§ Input rows:
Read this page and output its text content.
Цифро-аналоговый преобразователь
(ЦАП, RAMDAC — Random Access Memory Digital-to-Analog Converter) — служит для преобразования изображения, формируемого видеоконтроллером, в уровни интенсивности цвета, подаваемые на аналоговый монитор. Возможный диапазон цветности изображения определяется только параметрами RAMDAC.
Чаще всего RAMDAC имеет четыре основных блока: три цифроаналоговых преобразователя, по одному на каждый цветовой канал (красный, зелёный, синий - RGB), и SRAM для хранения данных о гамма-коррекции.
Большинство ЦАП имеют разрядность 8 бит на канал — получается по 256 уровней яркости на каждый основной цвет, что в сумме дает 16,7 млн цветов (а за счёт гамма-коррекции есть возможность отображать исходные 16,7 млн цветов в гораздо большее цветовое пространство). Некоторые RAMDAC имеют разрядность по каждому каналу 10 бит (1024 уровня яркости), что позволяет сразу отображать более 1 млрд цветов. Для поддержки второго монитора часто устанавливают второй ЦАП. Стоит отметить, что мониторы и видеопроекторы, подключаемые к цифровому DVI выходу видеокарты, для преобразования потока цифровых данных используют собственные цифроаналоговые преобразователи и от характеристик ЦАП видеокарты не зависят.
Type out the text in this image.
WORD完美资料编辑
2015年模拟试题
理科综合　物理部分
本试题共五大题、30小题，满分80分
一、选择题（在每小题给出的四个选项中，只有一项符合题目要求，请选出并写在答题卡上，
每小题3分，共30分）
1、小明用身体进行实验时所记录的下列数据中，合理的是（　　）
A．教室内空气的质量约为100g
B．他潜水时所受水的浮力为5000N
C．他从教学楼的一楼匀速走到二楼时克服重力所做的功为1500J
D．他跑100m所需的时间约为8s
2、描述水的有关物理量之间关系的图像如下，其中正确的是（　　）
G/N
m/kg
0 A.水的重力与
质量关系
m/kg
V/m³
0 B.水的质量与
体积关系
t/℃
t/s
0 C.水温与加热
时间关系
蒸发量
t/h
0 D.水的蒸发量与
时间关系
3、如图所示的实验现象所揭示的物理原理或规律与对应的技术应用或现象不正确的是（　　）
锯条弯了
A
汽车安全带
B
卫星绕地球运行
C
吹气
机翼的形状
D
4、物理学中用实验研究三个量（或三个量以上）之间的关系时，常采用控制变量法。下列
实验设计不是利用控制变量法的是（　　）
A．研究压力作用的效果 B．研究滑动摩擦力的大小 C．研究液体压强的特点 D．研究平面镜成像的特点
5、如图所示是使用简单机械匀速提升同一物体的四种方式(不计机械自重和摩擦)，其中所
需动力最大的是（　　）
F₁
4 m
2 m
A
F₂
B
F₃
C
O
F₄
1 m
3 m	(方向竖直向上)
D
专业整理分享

§ Problem details:
From the data above, copy each line that has the string "канал".

§ Reply to the exercise:
Чаще всего RAMDAC имеет четыре основных блока: три цифроаналоговых преобразователя, по одному на каждый цветовой канал (красный, зелёный, синий - RGB), и SRAM для хранения данных о гамма-коррекции.
Большинство ЦАП имеют разрядность 8 бит на канал — получается по 256 уровней яркости на каждый основной цвет, что в сумме дает 16,7 млн цветов (а за счёт гамма-коррекции есть возможность отображать исходные 16,7 млн цветов в гораздо большее цветовое пространство). Некоторые RAMDAC имеют разрядность по каждому каналу 10 бит (1024 уровня яркости), что позволяет сразу отображать более 1 млрд цветов. Для поддержки второго монитора часто устанавливают второй ЦАП. Стоит отметить, что мониторы и видеопроекторы, подключаемые к цифровому DVI выходу видеокарты, для преобразования потока цифровых данных используют собственные цифроаналоговые преобразователи и от характеристик ЦАП видеокарты не зависят.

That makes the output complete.